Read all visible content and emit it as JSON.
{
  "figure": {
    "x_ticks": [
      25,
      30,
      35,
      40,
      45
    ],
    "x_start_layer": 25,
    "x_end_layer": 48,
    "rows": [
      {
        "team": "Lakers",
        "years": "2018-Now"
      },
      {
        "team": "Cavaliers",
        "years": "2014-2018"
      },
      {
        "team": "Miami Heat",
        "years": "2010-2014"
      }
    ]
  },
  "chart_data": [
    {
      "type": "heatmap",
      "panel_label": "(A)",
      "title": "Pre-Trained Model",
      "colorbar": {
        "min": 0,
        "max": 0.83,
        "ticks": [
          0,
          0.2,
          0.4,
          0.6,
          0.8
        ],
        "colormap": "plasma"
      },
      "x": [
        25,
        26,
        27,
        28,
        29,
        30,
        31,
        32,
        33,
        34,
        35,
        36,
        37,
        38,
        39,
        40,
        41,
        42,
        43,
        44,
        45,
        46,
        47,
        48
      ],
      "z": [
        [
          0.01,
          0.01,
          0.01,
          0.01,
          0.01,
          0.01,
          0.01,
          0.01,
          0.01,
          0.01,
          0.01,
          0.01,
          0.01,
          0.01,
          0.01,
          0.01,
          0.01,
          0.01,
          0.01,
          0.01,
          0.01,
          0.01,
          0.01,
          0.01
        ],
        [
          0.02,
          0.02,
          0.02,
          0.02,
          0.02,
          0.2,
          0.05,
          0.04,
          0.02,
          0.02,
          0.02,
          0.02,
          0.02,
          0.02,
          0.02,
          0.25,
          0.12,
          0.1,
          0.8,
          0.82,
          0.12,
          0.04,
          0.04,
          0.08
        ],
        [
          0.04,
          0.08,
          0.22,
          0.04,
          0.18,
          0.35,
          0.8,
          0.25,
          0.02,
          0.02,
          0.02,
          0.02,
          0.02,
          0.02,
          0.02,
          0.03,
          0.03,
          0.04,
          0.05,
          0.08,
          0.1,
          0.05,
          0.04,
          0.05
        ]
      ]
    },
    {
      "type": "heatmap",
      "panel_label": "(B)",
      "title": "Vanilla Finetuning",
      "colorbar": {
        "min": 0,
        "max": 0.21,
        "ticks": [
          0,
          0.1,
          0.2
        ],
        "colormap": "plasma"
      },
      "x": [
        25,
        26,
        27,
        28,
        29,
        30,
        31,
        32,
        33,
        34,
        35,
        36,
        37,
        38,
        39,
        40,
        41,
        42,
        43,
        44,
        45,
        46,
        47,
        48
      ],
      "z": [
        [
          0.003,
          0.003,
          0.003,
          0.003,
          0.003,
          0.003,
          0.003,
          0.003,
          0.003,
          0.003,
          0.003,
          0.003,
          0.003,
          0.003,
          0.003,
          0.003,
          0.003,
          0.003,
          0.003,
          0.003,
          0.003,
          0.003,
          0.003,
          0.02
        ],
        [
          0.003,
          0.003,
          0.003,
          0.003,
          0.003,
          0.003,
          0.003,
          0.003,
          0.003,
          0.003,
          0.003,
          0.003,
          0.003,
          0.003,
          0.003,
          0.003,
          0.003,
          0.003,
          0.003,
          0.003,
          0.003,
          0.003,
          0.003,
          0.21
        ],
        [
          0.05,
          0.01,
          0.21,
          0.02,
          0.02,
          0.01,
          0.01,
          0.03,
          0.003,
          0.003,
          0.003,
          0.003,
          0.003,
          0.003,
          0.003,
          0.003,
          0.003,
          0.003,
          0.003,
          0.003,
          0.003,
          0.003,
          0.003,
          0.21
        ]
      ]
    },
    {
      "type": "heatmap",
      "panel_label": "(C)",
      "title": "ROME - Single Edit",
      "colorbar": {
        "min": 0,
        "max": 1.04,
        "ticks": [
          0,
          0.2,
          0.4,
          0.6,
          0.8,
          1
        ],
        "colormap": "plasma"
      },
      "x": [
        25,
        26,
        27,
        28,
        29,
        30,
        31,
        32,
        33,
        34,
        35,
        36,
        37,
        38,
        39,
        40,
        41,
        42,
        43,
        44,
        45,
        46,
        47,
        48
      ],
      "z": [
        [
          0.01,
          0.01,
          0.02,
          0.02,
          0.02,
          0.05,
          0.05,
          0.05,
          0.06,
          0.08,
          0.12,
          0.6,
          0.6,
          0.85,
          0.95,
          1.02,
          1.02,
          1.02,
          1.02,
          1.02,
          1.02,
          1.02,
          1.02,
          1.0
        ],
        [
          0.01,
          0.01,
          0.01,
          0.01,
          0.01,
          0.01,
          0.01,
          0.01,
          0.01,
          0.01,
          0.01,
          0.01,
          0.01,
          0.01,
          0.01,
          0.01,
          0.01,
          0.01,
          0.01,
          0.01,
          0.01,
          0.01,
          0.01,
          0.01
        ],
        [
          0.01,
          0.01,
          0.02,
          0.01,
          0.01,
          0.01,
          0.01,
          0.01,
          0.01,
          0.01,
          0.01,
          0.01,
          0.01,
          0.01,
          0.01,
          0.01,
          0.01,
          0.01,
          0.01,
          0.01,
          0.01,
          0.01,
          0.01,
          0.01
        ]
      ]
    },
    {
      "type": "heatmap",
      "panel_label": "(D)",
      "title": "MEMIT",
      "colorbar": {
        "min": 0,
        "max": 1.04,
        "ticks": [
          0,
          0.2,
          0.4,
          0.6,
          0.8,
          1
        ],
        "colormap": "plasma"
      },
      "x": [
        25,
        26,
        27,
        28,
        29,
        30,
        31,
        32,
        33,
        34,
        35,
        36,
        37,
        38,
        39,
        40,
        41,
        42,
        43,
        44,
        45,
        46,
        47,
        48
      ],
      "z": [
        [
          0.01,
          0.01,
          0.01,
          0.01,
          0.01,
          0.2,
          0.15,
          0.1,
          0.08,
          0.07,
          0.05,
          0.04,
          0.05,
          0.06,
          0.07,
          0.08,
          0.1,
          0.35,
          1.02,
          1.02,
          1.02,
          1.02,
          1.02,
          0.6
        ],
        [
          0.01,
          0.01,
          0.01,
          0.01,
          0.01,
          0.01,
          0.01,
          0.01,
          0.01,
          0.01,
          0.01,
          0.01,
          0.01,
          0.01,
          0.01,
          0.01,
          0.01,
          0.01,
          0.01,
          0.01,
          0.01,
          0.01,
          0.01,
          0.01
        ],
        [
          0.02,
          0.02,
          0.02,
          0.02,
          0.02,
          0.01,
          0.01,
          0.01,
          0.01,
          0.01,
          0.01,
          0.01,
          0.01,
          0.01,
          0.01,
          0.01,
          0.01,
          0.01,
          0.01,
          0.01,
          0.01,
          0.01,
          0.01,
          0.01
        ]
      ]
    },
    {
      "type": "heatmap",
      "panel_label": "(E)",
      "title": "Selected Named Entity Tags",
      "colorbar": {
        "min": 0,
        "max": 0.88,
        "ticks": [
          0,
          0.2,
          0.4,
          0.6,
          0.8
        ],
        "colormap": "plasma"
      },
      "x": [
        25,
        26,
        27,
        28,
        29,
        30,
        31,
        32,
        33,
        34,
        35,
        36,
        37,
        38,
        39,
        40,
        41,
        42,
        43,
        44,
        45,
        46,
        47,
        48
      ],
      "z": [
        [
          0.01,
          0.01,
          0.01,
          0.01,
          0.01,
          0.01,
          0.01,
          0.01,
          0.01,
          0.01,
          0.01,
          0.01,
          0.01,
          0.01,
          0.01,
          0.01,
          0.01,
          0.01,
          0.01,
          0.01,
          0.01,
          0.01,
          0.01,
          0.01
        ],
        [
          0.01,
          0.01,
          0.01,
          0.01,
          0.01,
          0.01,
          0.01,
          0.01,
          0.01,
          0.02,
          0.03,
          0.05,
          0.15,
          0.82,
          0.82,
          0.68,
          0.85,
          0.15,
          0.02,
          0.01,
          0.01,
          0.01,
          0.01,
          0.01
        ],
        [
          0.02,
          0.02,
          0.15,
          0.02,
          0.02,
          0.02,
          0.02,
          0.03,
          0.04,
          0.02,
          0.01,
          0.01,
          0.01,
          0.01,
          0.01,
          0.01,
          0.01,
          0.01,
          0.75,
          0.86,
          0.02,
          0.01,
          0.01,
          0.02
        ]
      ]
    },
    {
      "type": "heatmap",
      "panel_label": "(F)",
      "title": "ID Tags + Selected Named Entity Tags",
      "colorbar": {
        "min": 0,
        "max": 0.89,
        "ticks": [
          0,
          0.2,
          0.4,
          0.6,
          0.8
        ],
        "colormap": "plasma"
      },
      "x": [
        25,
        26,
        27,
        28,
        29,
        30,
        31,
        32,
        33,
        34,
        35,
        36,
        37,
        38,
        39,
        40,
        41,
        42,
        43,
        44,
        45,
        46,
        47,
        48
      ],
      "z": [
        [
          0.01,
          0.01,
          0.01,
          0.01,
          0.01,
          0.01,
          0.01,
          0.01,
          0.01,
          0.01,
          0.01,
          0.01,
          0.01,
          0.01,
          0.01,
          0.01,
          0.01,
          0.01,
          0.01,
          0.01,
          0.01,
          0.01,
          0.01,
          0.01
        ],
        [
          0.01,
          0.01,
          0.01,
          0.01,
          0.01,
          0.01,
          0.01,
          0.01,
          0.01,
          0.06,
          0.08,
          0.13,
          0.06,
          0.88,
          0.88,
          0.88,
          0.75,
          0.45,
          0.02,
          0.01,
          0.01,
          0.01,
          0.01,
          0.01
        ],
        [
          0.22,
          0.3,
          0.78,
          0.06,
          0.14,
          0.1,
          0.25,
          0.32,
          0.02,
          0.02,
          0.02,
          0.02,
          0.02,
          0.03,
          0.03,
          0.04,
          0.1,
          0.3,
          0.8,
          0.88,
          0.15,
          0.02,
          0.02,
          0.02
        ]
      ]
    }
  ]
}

**GIVEN TASK:**
Wherever the string "years" appears in the entries above, list that line.

**ANSWER FOR THE TASK:**
        "years": "2018-Now"
        "years": "2014-2018"
        "years": "2010-2014"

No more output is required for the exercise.